PAGE EXCERPT:
=== Begin Enclosure ===
SOD activity of PsGER1 and gf-2.8 was first tested using a positive gel stain. Following illumination for 15 min to develop the stain, a strong SOD signal appeared at a position corresponding to the electrophoretic mobility of the larger and more abundant PsGER1 isoform (Fig. 3A). This signal was detected with the same sample loading shown in Fig. 2, illustrating the ease of detecting this activity. The intensity of the stain reached saturation after about 50 min, when the minor PsGER1 G′ isoform also gave a signal (data not shown; see below). The detection of SOD activity after heat treatment and semi-native SDS-PAGE showed that the enzyme activity was heat-stable (see below) and stable in the presence of the detergent SDS. No SOD signal could be detected for a sample of gf-2.8-transformed tobacco leaves (Fig. 3A) despite its relatively higher level of expression.

In order to confirm the SOD activity associated with PsGER1, a duplicate gel was negatively stained using nitro-blue tetrazolium. A doublet of bands was clearly visible with PsGER1 (Fig. 3B). The negative stain showed higher sensitivity than the positive stain, allowing the doublet to be more conspicuous. Furthermore, a faint band at high molecular weight (>200 kDa) was also observed in the PsGER1 samples. This indicated a minor association of possibly two hexamers of PsGER1. No SOD activity could be detected for any of the samples derived from tissues transformed with either the gf-2.8-expressing vector (data not shown) or the pBIN61 empty vector (Fig. 3B).

Thermostability of SOD activity

GLP family members are known to have stable quaternary structures that are not easily denatured at high temperature (Bernier and Berna, 2001) and the SOD activity of PsGER1 was detected after the sample was heat-treated. Therefore, the thermostability of PsGER1 SOD activity was investigated. After separation on semi-native SDS-PAGE, the gel was positively stained for SOD activity and the relative activity of each band was plotted as a function of time for each temperature of incubation (Fig. 4). SOD activity associated with the G isoform of PsGER1 showed strong thermostability. At both 80 °C and 85 °C, the enzyme activity was >95% stable for 15 min and >80% stable after 75 min. After 45 min and 60 min at 90 °C and 95°C, respectively, SOD activity was lowered to <10% of the initial activity.
=== End Enclosure ===
INSTRUCTIONS:
**1)** Rewrite the PsGER1 SOD activity text, starting with "GLP family members" and going on through "the initial activity.", with "heat-treated" changed to "heated".
**2)** Carry the PsGER1 SOD activity text forward from its last sentence.
The listing that comes next is separate material and has no connection to the PsGER1 SOD activity text.

MATERIAL PROVIDED:
=== Begin Enclosure ===
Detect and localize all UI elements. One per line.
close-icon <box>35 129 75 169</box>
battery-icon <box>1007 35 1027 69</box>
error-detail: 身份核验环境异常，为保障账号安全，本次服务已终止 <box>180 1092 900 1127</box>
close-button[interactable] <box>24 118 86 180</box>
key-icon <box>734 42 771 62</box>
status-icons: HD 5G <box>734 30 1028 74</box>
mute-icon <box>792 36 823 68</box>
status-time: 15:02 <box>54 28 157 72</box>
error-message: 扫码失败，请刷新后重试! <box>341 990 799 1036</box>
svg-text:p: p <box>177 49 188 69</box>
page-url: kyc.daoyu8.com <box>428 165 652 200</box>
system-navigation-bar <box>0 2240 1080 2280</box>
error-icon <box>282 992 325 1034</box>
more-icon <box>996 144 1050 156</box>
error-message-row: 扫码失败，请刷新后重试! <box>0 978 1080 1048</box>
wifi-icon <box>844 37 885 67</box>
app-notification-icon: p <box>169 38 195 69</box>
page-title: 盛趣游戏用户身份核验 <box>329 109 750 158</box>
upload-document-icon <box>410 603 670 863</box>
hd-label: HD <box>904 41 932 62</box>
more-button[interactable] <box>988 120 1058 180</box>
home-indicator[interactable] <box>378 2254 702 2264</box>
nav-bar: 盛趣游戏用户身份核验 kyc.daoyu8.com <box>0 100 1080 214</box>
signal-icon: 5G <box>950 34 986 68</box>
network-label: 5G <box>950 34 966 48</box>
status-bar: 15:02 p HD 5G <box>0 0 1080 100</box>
=== End Enclosure ===
ANSWERS TO THE EXERCISE:
**1)**
GLP family members are known to have stable quaternary structures that are not easily denatured at high temperature (Bernier and Berna, 2001) and the SOD activity of PsGER1 was detected after the sample was heated. Therefore, the thermostability of PsGER1 SOD activity was investigated. After separation on semi-native SDS-PAGE, the gel was positively stained for SOD activity and the relative activity of each band was plotted as a function of time for each temperature of incubation (Fig. 4). SOD activity associated with the G isoform of PsGER1 showed strong thermostability. At both 80 °C and 85 °C, the enzyme activity was >95% stable for 15 min and >80% stable after 75 min. After 45 min and 60 min at 90 °C and 95°C, respectively, SOD activity was lowered to <10% of the initial activity.

**2)**
Resistance to hydrogen peroxide

GLP SODs, such as nectarin I, have been demonstrated to be manganese-containing enzymes (Yamahara et al., 1999; Carter and Thornburg, 2000; Christensen et al., 2004). It is known that Mn-SODs are resistant to treatment with 5 mM H₂O₂, unlike Fe- and Cu/Zn-SODs (Koster and Slee, 1980; Geller and Winge, 1983). It has been shown here that treatment with concentrations of H₂O₂ up to 5 mM had no effect on the SOD activity associated with PsGER1 (Fig. 5), suggesting that it is a Mn-SOD. In parallel experiments, a mixture of commercial Cu/Zn- and Fe-SODs was used as a control. As expected, a partial lowering of activity was observed with the Fe-SOD after treatment with 5 mM H₂O₂, while the activity of the Cu/Zn-SOD was dramatically decreased to below the detection limit.

Oxalate oxidase activity

Extracts from leaves expressing PsGER1 and wheat germin gf-2.8 were tested for oxalate oxidase activity using a specific gel stain (Fig. 6). In a control experiment with the gf-2.8 sequence transiently expressed in leaves of N. benthamiana, both protein isoforms showed oxalate oxidase activity within 45 min, with stronger staining for the G isoform, as expected from the protein levels observed in Fig. 2. Loading one-fifth of this sample still gave a detectable signal. Similar results were obtained with a stable transgenic line in tobacco (data not shown). However, following transient expression of PsGER1, no oxalate oxidase activity could be detected under the conditions tested, even after 24 h of incubation. PsGER1 transient expression was lower than that of gf-2.8, but applying several-fold more of the PsGER1 sample to a gel still did not give any detectable activity, even after sample concentration using centrifugal ultrafiltration devices. Given that PsGER1 exhibited SOD activity following heat treatment and semi-native PAGE, it seems unlikely that heat denaturation could have masked any intrinsic PsGER1 oxalate oxidase activity.

Tissue-specific expression of PsGER1

In order to investigate the pattern of expression of PsGER1 from different pea tissues, total RNAs were extracted and cDNAs were obtained by using RT-PCR. Ubiquitin primers were used as a control to normalize the concentration of cDNA in each sample. The expression of PsGER1 mRNAs was detected strongly in roots, nodules, stems, and leaves, but more weakly in flowers (Fig. 7). It must be noted that the PsGER1 primers used for the RT-PCR were designed to be as specific as possible. Searches with the primer sequences against all available databases gave only single matches, even allowing for nearly exact matches (bearing in mind that not all of the pea genome is currently known). Furthermore, RT-PCR with these primers yielded only PsGER1 with no PsGER2a, PsGER2b, or other transcripts.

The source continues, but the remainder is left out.